### YOUR INSTRUCTIONS
Lift out each line of the data that holds "Sales".

### DATA SHOWN
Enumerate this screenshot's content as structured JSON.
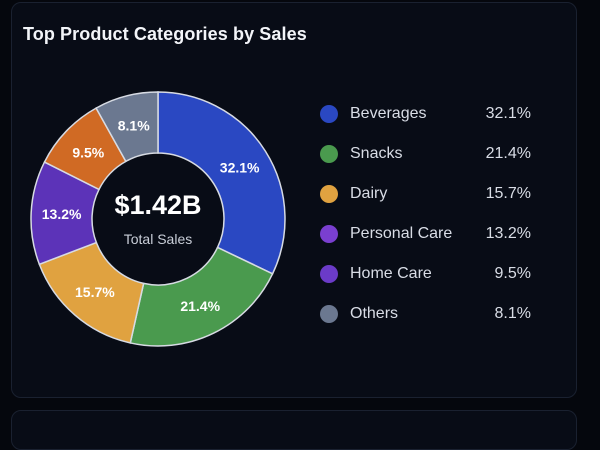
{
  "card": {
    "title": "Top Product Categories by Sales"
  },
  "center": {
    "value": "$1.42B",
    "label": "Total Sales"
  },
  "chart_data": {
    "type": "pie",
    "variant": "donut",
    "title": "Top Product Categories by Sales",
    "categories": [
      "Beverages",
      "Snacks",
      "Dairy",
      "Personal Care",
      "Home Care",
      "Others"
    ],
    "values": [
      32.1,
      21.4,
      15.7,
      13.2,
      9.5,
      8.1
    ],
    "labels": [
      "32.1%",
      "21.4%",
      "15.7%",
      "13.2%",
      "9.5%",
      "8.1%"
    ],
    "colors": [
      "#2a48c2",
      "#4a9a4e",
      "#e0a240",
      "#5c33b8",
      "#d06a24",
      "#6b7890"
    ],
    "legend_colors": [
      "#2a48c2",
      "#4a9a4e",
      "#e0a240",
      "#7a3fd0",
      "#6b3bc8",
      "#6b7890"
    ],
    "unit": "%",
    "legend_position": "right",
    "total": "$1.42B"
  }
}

* * *

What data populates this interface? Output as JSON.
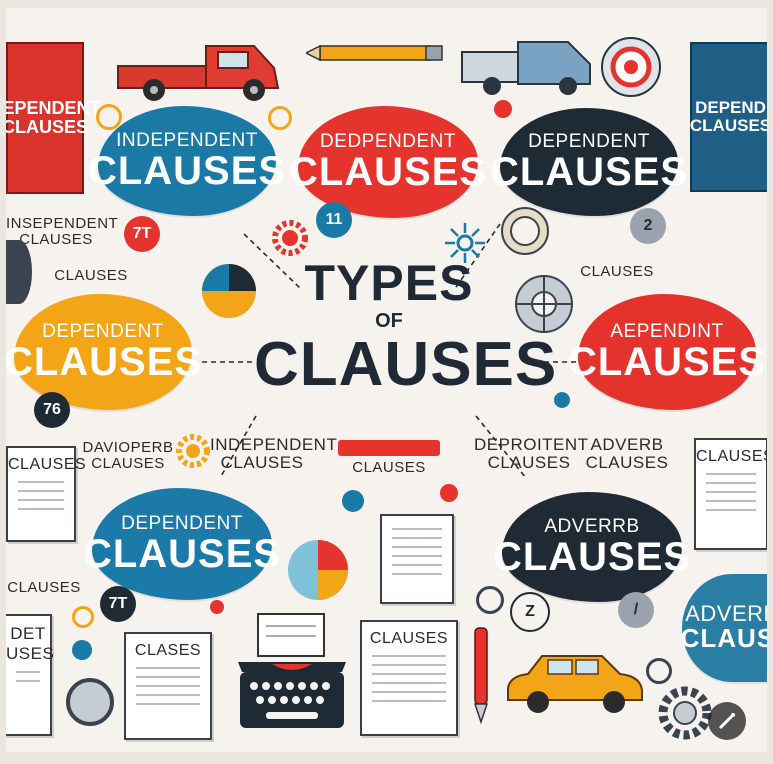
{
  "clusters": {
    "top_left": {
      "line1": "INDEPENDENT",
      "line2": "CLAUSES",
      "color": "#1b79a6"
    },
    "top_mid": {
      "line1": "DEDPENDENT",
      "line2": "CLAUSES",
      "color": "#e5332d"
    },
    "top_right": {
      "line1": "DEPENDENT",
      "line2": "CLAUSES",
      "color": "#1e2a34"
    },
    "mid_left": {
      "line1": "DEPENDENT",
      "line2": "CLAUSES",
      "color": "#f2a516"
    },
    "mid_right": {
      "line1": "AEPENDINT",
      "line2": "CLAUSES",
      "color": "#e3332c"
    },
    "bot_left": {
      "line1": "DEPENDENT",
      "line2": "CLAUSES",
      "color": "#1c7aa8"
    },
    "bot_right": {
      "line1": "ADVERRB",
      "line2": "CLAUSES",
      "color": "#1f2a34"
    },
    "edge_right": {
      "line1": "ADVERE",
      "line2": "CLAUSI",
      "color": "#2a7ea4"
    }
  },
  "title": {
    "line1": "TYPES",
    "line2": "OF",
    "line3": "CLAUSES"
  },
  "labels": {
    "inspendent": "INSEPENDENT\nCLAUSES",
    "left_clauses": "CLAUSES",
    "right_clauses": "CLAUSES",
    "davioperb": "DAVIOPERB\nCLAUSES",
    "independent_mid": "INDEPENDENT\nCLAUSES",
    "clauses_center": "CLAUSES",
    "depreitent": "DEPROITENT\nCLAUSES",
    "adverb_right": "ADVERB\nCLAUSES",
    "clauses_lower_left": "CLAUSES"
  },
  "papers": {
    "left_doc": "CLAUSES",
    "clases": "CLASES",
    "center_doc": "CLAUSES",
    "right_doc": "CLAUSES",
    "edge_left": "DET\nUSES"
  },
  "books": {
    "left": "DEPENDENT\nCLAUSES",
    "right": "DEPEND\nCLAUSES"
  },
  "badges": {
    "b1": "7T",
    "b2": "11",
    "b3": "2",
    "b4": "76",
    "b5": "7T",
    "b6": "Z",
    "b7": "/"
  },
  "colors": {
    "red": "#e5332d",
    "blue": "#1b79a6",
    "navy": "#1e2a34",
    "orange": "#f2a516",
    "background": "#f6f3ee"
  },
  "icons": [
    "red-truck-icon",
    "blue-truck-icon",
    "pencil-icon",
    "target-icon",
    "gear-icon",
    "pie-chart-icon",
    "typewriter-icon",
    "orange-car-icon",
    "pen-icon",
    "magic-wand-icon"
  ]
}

---

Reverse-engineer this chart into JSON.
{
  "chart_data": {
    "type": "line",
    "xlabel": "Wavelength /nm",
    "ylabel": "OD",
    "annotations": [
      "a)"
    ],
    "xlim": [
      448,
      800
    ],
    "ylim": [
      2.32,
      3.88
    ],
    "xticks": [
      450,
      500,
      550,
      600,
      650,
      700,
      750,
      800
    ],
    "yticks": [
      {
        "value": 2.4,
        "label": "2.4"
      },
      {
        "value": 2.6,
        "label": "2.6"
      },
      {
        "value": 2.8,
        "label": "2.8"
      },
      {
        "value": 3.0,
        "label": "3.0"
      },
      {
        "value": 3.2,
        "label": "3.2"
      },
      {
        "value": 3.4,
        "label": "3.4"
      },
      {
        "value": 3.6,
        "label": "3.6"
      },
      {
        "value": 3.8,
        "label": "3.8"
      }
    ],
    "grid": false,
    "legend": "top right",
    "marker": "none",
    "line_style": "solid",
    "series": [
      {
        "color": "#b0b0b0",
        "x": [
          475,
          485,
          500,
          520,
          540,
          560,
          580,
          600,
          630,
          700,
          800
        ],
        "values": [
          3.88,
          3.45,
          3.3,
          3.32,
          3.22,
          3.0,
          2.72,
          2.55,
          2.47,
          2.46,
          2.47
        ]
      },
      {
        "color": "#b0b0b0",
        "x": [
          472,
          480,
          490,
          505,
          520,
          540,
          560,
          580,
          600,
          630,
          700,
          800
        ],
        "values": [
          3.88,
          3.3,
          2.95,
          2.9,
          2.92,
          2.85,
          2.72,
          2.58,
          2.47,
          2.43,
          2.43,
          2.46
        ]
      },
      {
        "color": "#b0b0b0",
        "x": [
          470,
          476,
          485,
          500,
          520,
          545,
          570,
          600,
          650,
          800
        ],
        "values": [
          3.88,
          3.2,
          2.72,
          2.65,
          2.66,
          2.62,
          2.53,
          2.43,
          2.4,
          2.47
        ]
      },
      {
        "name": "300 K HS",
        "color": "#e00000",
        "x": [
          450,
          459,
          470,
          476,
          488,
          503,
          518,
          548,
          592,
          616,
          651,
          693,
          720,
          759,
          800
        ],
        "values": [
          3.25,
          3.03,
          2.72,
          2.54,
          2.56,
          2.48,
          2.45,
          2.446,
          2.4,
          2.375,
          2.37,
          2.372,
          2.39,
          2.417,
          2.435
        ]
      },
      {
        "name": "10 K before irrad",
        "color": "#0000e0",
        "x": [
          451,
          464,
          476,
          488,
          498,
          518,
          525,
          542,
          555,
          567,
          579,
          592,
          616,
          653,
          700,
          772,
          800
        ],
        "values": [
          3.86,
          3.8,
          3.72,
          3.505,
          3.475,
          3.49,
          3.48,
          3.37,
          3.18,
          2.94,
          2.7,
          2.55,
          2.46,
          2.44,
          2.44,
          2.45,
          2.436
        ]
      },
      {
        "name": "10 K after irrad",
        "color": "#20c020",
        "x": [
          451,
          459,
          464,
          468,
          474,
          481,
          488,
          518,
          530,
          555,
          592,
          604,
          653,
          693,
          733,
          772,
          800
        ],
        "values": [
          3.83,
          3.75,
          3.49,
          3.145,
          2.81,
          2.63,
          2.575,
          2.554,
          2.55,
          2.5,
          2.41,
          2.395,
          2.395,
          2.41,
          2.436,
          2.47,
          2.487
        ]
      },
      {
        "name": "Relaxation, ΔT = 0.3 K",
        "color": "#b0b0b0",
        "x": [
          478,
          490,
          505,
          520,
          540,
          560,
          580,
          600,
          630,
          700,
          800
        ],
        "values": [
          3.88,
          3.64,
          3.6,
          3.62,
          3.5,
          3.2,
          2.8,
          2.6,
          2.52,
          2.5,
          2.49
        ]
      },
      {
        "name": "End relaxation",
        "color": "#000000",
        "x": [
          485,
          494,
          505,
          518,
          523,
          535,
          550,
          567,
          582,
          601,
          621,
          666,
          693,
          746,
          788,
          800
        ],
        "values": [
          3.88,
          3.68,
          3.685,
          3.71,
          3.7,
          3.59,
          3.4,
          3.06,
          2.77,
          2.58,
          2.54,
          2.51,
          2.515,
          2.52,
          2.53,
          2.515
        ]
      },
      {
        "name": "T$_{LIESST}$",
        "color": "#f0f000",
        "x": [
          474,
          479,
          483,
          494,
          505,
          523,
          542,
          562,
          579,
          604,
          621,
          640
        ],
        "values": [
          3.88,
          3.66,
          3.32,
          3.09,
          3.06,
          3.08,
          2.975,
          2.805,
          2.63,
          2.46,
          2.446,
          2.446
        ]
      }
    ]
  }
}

### EXERCISE SOLUTION
    "title": "Top Product Categories by Sales"
    "label": "Total Sales"
    "title": "Top Product Categories by Sales",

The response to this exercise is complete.